Rows from a dataset:
-=-=-=-=-
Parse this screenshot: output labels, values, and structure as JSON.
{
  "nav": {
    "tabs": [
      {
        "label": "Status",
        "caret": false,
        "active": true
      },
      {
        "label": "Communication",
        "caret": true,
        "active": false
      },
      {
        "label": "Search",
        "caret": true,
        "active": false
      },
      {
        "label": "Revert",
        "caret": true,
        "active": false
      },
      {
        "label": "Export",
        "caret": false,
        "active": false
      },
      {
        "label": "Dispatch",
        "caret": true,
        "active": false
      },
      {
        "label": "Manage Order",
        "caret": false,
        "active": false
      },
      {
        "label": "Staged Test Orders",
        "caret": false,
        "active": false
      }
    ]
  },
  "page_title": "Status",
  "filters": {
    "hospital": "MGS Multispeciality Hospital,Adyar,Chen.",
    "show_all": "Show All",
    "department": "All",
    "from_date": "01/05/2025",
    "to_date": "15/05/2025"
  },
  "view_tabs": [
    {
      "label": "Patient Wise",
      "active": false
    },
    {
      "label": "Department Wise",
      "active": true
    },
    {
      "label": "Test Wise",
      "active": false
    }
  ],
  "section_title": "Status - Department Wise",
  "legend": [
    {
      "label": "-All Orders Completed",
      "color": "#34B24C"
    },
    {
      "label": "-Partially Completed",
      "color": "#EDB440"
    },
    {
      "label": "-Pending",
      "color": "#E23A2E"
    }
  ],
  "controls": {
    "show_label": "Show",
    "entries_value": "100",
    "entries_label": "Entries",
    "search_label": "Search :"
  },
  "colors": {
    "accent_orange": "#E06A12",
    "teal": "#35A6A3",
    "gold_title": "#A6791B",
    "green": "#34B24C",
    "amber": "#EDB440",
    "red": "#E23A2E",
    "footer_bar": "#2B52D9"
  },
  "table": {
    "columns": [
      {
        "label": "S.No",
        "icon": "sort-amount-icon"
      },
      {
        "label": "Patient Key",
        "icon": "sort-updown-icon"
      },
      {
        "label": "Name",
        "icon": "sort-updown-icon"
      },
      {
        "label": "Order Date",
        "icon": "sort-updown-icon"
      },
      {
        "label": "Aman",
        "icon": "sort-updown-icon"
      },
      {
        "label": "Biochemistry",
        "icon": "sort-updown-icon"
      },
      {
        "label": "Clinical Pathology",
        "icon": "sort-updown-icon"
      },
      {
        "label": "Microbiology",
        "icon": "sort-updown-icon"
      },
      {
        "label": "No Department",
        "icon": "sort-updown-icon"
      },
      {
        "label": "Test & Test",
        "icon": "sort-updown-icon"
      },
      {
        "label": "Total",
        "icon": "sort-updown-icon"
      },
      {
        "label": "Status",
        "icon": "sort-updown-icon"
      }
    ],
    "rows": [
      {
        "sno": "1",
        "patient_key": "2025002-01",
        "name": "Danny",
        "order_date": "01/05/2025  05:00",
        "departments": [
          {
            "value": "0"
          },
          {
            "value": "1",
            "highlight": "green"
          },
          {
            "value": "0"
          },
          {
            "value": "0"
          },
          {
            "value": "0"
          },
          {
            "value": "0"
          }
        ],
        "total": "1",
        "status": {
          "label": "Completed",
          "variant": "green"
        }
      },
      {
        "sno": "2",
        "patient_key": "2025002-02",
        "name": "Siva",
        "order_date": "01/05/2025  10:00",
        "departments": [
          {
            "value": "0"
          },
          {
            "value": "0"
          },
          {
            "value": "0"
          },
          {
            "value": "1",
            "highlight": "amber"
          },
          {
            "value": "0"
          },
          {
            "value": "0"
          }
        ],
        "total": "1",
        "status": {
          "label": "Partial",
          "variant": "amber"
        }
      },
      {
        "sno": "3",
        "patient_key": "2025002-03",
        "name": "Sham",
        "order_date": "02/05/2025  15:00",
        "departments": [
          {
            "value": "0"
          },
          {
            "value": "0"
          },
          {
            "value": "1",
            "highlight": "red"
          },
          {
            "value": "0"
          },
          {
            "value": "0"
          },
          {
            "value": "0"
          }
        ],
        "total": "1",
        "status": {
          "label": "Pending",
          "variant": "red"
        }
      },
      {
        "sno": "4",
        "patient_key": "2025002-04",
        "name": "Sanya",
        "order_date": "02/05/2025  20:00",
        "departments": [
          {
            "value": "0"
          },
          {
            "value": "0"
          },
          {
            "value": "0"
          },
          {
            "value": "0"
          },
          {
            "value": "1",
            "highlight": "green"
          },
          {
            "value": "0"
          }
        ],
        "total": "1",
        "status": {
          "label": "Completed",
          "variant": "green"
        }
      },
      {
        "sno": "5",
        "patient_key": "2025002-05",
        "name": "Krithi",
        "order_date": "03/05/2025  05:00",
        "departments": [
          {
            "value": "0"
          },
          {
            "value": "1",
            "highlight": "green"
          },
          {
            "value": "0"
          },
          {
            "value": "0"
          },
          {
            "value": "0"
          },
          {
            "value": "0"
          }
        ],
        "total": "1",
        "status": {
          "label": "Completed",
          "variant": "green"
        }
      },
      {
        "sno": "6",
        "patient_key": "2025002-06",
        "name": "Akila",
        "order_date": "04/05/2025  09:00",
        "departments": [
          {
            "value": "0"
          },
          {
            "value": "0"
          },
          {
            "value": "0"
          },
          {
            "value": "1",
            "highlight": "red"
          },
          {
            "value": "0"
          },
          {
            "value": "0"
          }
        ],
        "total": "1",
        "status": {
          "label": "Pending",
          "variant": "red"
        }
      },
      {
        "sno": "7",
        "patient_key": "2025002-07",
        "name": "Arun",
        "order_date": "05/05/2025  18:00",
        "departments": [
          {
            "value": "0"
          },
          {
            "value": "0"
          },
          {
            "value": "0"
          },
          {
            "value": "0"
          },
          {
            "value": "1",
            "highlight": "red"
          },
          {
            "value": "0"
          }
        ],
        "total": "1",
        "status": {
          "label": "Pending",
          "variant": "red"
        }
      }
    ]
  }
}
-=-=-=-=-
The exercise:
Each line of the material above must be retyped precisely.

Exercise response:
Parse this screenshot: output labels, values, and structure as JSON.
{
  "nav": {
    "tabs": [
      {
        "label": "Status",
        "caret": false,
        "active": true
      },
      {
        "label": "Communication",
        "caret": true,
        "active": false
      },
      {
        "label": "Search",
        "caret": true,
        "active": false
      },
      {
        "label": "Revert",
        "caret": true,
        "active": false
      },
      {
        "label": "Export",
        "caret": false,
        "active": false
      },
      {
        "label": "Dispatch",
        "caret": true,
        "active": false
      },
      {
        "label": "Manage Order",
        "caret": false,
        "active": false
      },
      {
        "label": "Staged Test Orders",
        "caret": false,
        "active": false
      }
    ]
  },
  "page_title": "Status",
  "filters": {
    "hospital": "MGS Multispeciality Hospital,Adyar,Chen.",
    "show_all": "Show All",
    "department": "All",
    "from_date": "01/05/2025",
    "to_date": "15/05/2025"
  },
  "view_tabs": [
    {
      "label": "Patient Wise",
      "active": false
    },
    {
      "label": "Department Wise",
      "active": true
    },
    {
      "label": "Test Wise",
      "active": false
    }
  ],
  "section_title": "Status - Department Wise",
  "legend": [
    {
      "label": "-All Orders Completed",
      "color": "#34B24C"
    },
    {
      "label": "-Partially Completed",
      "color": "#EDB440"
    },
    {
      "label": "-Pending",
      "color": "#E23A2E"
    }
  ],
  "controls": {
    "show_label": "Show",
    "entries_value": "100",
    "entries_label": "Entries",
    "search_label": "Search :"
  },
  "colors": {
    "accent_orange": "#E06A12",
    "teal": "#35A6A3",
    "gold_title": "#A6791B",
    "green": "#34B24C",
    "amber": "#EDB440",
    "red": "#E23A2E",
    "footer_bar": "#2B52D9"
  },
  "table": {
    "columns": [
      {
        "label": "S.No",
        "icon": "sort-amount-icon"
      },
      {
        "label": "Patient Key",
        "icon": "sort-updown-icon"
      },
      {
        "label": "Name",
        "icon": "sort-updown-icon"
      },
      {
        "label": "Order Date",
        "icon": "sort-updown-icon"
      },
      {
        "label": "Aman",
        "icon": "sort-updown-icon"
      },
      {
        "label": "Biochemistry",
        "icon": "sort-updown-icon"
      },
      {
        "label": "Clinical Pathology",
        "icon": "sort-updown-icon"
      },
      {
        "label": "Microbiology",
        "icon": "sort-updown-icon"
      },
      {
        "label": "No Department",
        "icon": "sort-updown-icon"
      },
      {
        "label": "Test & Test",
        "icon": "sort-updown-icon"
      },
      {
        "label": "Total",
        "icon": "sort-updown-icon"
      },
      {
        "label": "Status",
        "icon": "sort-updown-icon"
      }
    ],
    "rows": [
      {
        "sno": "1",
        "patient_key": "2025002-01",
        "name": "Danny",
        "order_date": "01/05/2025  05:00",
        "departments": [
          {
            "value": "0"
          },
          {
            "value": "1",
            "highlight": "green"
          },
          {
            "value": "0"
          },
          {
            "value": "0"
          },
          {
            "value": "0"
          },
          {
            "value": "0"
          }
        ],
        "total": "1",
        "status": {
          "label": "Completed",
          "variant": "green"
        }
      },
      {
        "sno": "2",
        "patient_key": "2025002-02",
        "name": "Siva",
        "order_date": "01/05/2025  10:00",
        "departments": [
          {
            "value": "0"
          },
          {
            "value": "0"
          },
          {
            "value": "0"
          },
          {
            "value": "1",
            "highlight": "amber"
          },
          {
            "value": "0"
          },
          {
            "value": "0"
          }
        ],
        "total": "1",
        "status": {
          "label": "Partial",
          "variant": "amber"
        }
      },
      {
        "sno": "3",
        "patient_key": "2025002-03",
        "name": "Sham",
        "order_date": "02/05/2025  15:00",
        "departments": [
          {
            "value": "0"
          },
          {
            "value": "0"
          },
          {
            "value": "1",
            "highlight": "red"
          },
          {
            "value": "0"
          },
          {
            "value": "0"
          },
          {
            "value": "0"
          }
        ],
        "total": "1",
        "status": {
          "label": "Pending",
          "variant": "red"
        }
      },
      {
        "sno": "4",
        "patient_key": "2025002-04",
        "name": "Sanya",
        "order_date": "02/05/2025  20:00",
        "departments": [
          {
            "value": "0"
          },
          {
            "value": "0"
          },
          {
            "value": "0"
          },
          {
            "value": "0"
          },
          {
            "value": "1",
            "highlight": "green"
          },
          {
            "value": "0"
          }
        ],
        "total": "1",
        "status": {
          "label": "Completed",
          "variant": "green"
        }
      },
      {
        "sno": "5",
        "patient_key": "2025002-05",
        "name": "Krithi",
        "order_date": "03/05/2025  05:00",
        "departments": [
          {
            "value": "0"
          },
          {
            "value": "1",
            "highlight": "green"
          },
          {
            "value": "0"
          },
          {
            "value": "0"
          },
          {
            "value": "0"
          },
          {
            "value": "0"
          }
        ],
        "total": "1",
        "status": {
          "label": "Completed",
          "variant": "green"
        }
      },
      {
        "sno": "6",
        "patient_key": "2025002-06",
        "name": "Akila",
        "order_date": "04/05/2025  09:00",
        "departments": [
          {
            "value": "0"
          },
          {
            "value": "0"
          },
          {
            "value": "0"
          },
          {
            "value": "1",
            "highlight": "red"
          },
          {
            "value": "0"
          },
          {
            "value": "0"
          }
        ],
        "total": "1",
        "status": {
          "label": "Pending",
          "variant": "red"
        }
      },
      {
        "sno": "7",
        "patient_key": "2025002-07",
        "name": "Arun",
        "order_date": "05/05/2025  18:00",
        "departments": [
          {
            "value": "0"
          },
          {
            "value": "0"
          },
          {
            "value": "0"
          },
          {
            "value": "0"
          },
          {
            "value": "1",
            "highlight": "red"
          },
          {
            "value": "0"
          }
        ],
        "total": "1",
        "status": {
          "label": "Pending",
          "variant": "red"
        }
      }
    ]
  }
}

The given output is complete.